-- start Source data --

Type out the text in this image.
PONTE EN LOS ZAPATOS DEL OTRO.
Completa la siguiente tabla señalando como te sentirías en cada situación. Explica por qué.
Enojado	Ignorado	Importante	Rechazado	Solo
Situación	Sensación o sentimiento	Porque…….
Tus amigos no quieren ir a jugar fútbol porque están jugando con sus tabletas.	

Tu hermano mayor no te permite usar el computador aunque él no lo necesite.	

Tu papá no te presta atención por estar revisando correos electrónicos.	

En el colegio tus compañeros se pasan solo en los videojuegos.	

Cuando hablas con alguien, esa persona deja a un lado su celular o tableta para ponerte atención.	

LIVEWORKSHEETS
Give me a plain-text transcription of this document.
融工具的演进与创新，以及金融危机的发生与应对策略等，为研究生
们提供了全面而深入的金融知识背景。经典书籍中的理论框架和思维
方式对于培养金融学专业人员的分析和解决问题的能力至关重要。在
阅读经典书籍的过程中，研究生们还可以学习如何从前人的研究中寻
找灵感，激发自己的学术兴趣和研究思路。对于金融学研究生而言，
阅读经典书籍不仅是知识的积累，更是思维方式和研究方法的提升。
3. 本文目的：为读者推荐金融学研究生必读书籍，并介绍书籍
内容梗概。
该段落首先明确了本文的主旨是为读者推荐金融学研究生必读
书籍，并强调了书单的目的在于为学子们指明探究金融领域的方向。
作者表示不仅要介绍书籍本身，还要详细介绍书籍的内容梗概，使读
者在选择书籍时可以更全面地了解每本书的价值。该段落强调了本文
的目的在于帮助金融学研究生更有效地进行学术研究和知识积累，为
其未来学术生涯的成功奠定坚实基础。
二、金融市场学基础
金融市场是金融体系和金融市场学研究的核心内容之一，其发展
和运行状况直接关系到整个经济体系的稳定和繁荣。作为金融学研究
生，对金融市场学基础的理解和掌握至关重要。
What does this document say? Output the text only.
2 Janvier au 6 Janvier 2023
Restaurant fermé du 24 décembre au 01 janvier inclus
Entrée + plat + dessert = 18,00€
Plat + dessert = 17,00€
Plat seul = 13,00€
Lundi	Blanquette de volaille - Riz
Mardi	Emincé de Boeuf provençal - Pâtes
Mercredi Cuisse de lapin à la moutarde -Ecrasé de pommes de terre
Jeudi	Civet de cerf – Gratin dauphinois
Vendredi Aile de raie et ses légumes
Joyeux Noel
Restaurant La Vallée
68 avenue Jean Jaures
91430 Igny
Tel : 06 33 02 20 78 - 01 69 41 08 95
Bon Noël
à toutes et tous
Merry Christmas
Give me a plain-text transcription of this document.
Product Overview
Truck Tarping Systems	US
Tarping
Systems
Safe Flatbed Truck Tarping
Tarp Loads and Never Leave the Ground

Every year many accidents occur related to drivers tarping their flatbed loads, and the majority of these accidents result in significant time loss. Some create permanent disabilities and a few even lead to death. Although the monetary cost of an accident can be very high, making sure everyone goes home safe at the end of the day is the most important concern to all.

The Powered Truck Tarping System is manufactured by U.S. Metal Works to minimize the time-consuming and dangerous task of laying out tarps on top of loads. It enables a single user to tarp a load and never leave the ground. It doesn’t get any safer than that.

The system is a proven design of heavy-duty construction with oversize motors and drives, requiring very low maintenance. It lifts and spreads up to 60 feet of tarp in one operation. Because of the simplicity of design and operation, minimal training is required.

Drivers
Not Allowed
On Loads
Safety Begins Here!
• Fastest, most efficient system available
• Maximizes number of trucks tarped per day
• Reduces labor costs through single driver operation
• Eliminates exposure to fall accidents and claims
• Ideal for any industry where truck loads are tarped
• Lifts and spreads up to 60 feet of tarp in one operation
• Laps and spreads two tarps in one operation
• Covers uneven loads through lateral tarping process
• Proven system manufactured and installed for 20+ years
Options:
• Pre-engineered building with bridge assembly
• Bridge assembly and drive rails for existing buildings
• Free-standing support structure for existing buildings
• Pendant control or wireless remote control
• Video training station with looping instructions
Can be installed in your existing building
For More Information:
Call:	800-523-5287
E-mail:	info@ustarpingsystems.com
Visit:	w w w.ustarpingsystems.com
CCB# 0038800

-- end Source data --

▶ [Problem description]
The answer should be a single number: the count of lines in the data that include the string "text".

▶ [Task result]
4